▸ **Work instructions**: Below are the entries; output exactly the lines from the one containing "What's the underlying" through the final line, inclusive.

▸ **Task inputs**:
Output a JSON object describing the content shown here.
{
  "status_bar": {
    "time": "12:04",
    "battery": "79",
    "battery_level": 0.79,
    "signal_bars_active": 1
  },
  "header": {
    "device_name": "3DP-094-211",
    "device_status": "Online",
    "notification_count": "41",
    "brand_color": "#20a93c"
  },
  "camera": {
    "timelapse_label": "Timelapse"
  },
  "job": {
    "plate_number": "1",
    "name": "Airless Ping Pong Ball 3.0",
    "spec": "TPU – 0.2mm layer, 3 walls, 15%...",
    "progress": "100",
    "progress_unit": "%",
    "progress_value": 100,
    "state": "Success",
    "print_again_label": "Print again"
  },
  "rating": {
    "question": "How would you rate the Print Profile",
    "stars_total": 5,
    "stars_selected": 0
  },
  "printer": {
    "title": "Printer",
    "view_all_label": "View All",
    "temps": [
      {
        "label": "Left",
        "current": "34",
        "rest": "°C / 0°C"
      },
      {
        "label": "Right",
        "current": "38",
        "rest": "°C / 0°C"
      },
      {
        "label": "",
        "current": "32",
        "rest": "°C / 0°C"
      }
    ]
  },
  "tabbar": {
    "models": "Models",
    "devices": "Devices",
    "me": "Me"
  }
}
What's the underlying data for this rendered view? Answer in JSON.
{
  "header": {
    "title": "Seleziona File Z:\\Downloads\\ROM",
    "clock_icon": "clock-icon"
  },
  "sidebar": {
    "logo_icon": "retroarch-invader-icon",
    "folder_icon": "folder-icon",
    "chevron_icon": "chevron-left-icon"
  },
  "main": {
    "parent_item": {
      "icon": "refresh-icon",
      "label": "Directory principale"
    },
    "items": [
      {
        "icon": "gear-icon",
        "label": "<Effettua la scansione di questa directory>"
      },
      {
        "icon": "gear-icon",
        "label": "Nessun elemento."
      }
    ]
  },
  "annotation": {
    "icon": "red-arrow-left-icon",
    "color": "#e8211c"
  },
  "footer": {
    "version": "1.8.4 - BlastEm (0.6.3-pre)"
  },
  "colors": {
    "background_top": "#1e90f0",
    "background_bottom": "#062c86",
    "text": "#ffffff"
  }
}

▸ **Response to this exercise**:
What's the underlying data for this rendered view? Answer in JSON.
{
  "header": {
    "title": "Seleziona File Z:\\Downloads\\ROM",
    "clock_icon": "clock-icon"
  },
  "sidebar": {
    "logo_icon": "retroarch-invader-icon",
    "folder_icon": "folder-icon",
    "chevron_icon": "chevron-left-icon"
  },
  "main": {
    "parent_item": {
      "icon": "refresh-icon",
      "label": "Directory principale"
    },
    "items": [
      {
        "icon": "gear-icon",
        "label": "<Effettua la scansione di questa directory>"
      },
      {
        "icon": "gear-icon",
        "label": "Nessun elemento."
      }
    ]
  },
  "annotation": {
    "icon": "red-arrow-left-icon",
    "color": "#e8211c"
  },
  "footer": {
    "version": "1.8.4 - BlastEm (0.6.3-pre)"
  },
  "colors": {
    "background_top": "#1e90f0",
    "background_bottom": "#062c86",
    "text": "#ffffff"
  }
}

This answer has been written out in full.